--- START Task input ---

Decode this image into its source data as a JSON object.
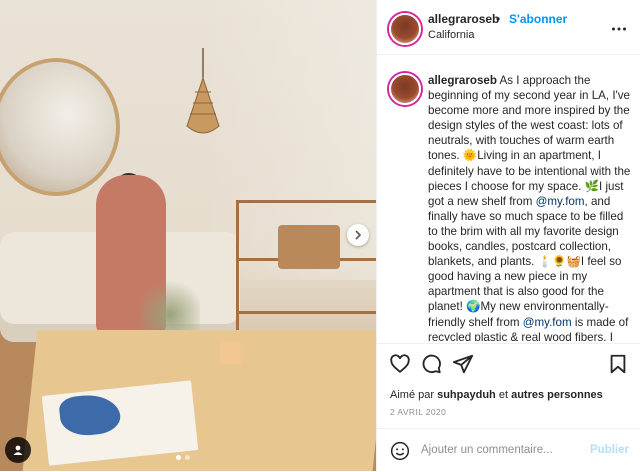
{
  "post": {
    "username": "allegraroseb",
    "separator": "•",
    "follow_label": "S'abonner",
    "location": "California",
    "caption_segments": [
      {
        "text": "As I approach the beginning of my second year in LA, I've become more and more inspired by the design styles of the west coast: lots of neutrals, with touches of warm earth tones. 🌞Living in an apartment, I definitely have to be intentional with the pieces I choose for my space. 🌿I just got a new shelf from "
      },
      {
        "text": "@my.fom",
        "mention": true
      },
      {
        "text": ", and finally have so much space to be filled to the brim with all my favorite design books, candles, postcard collection, blankets, and plants. 🕯️🌻🧺I feel so good having a new piece in my apartment that is also good for the planet! 🌍My new environmentally-friendly shelf from "
      },
      {
        "text": "@my.fom",
        "mention": true
      },
      {
        "text": " is made of recycled plastic & real wood fibers. I always love being inspired by other"
      }
    ],
    "likes_prefix": "Aimé par",
    "liked_by_user": "suhpayduh",
    "likes_conjunction": "et",
    "likes_others": "autres personnes",
    "date": "2 AVRIL 2020",
    "comment_placeholder": "Ajouter un commentaire...",
    "publish_label": "Publier"
  },
  "carousel": {
    "current": 1,
    "total": 2,
    "next_icon": "chevron-right-icon",
    "tag_icon": "user-tag-icon"
  },
  "icons": {
    "header_more": "more-options-icon",
    "like": "heart-icon",
    "comment": "comment-icon",
    "share": "share-icon",
    "save": "bookmark-icon",
    "emoji": "emoji-icon"
  },
  "colors": {
    "link_blue": "#0095f6",
    "mention_blue": "#00376b",
    "muted": "#8e8e8e",
    "publish_disabled": "#b2dffc"
  }
}
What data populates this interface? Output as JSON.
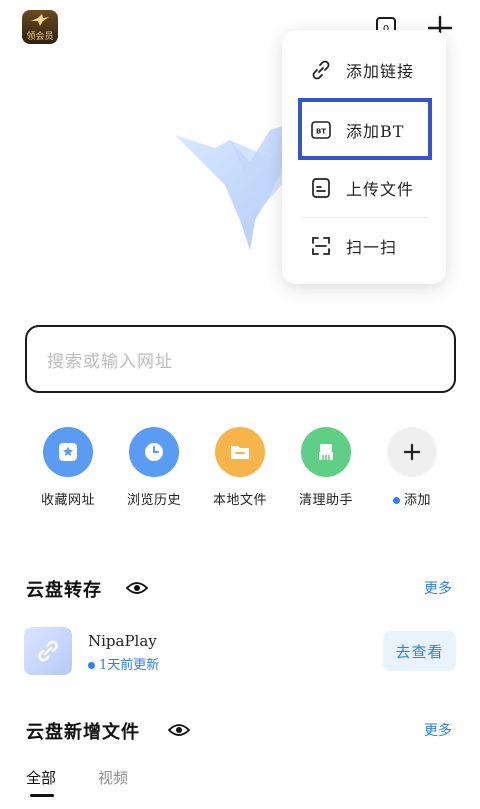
{
  "header": {
    "vip_badge_label": "领会员",
    "message_count": "0",
    "icons": {
      "bird": "bird-logo-icon",
      "message": "message-icon",
      "add": "plus-icon"
    }
  },
  "popup_menu": {
    "items": [
      {
        "label": "添加链接",
        "icon": "link-icon"
      },
      {
        "label": "添加BT",
        "icon": "bt-icon",
        "icon_text": "BT"
      },
      {
        "label": "上传文件",
        "icon": "document-icon"
      },
      {
        "label": "扫一扫",
        "icon": "scan-icon"
      }
    ],
    "highlight_color": "#3454d1"
  },
  "search": {
    "placeholder": "搜索或输入网址"
  },
  "shortcuts": [
    {
      "label": "收藏网址",
      "icon": "bookmark-star-icon",
      "color": "#5a9bf3"
    },
    {
      "label": "浏览历史",
      "icon": "clock-icon",
      "color": "#5a9bf3"
    },
    {
      "label": "本地文件",
      "icon": "folder-icon",
      "color": "#f6b44a"
    },
    {
      "label": "清理助手",
      "icon": "broom-icon",
      "color": "#5fcf86"
    },
    {
      "label": "添加",
      "icon": "plus-icon",
      "color": "#efefef"
    }
  ],
  "cloud_transfer": {
    "title": "云盘转存",
    "more": "更多",
    "item": {
      "name": "NipaPlay",
      "subtitle": "1天前更新",
      "action": "去查看"
    }
  },
  "cloud_new_files": {
    "title": "云盘新增文件",
    "more": "更多",
    "tabs": [
      "全部",
      "视频"
    ]
  },
  "colors": {
    "accent": "#2f7fe6",
    "text": "#1a1a1a"
  }
}
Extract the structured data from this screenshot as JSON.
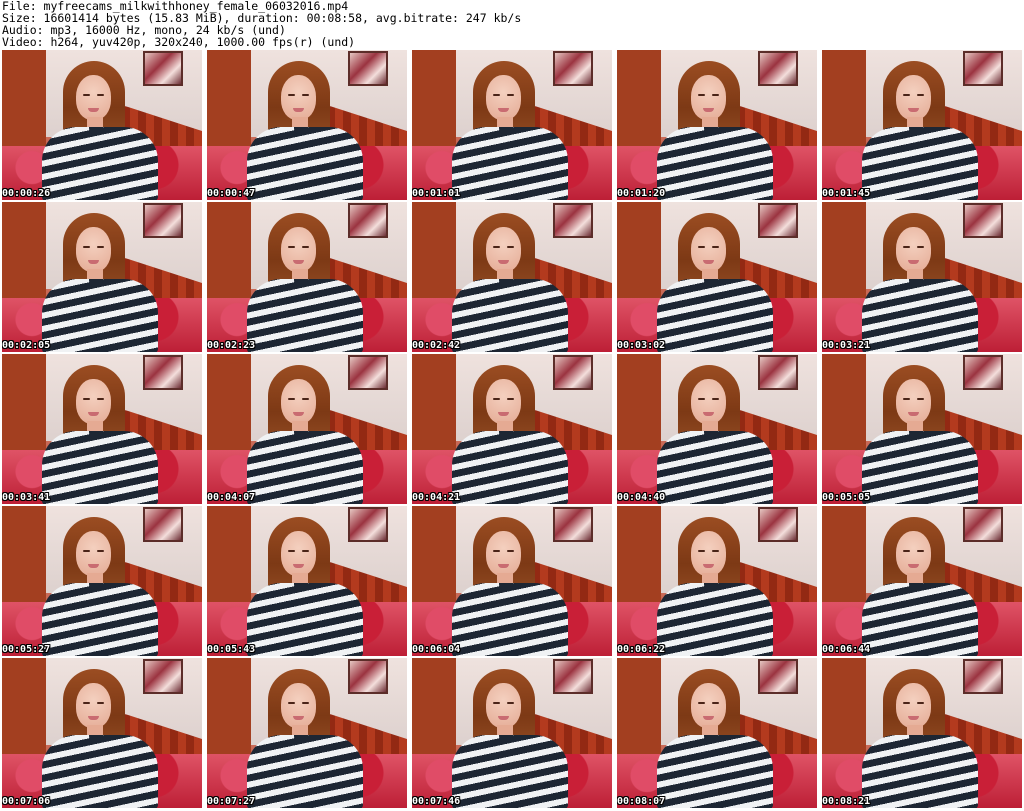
{
  "header": {
    "file": "File: myfreecams_milkwithhoney_female_06032016.mp4",
    "size": "Size: 16601414 bytes (15.83 MiB), duration: 00:08:58, avg.bitrate: 247 kb/s",
    "audio": "Audio: mp3, 16000 Hz, mono, 24 kb/s (und)",
    "video": "Video: h264, yuv420p, 320x240, 1000.00 fps(r) (und)"
  },
  "frames": [
    {
      "timestamp": "00:00:26"
    },
    {
      "timestamp": "00:00:47"
    },
    {
      "timestamp": "00:01:01"
    },
    {
      "timestamp": "00:01:20"
    },
    {
      "timestamp": "00:01:45"
    },
    {
      "timestamp": "00:02:05"
    },
    {
      "timestamp": "00:02:23"
    },
    {
      "timestamp": "00:02:42"
    },
    {
      "timestamp": "00:03:02"
    },
    {
      "timestamp": "00:03:21"
    },
    {
      "timestamp": "00:03:41"
    },
    {
      "timestamp": "00:04:07"
    },
    {
      "timestamp": "00:04:21"
    },
    {
      "timestamp": "00:04:40"
    },
    {
      "timestamp": "00:05:05"
    },
    {
      "timestamp": "00:05:27"
    },
    {
      "timestamp": "00:05:43"
    },
    {
      "timestamp": "00:06:04"
    },
    {
      "timestamp": "00:06:22"
    },
    {
      "timestamp": "00:06:44"
    },
    {
      "timestamp": "00:07:06"
    },
    {
      "timestamp": "00:07:27"
    },
    {
      "timestamp": "00:07:46"
    },
    {
      "timestamp": "00:08:07"
    },
    {
      "timestamp": "00:08:21"
    }
  ]
}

--- END Task input ---

# Exercise
From the records above, work out how many lines contain the string "data". Give only the number.

# Answer below
3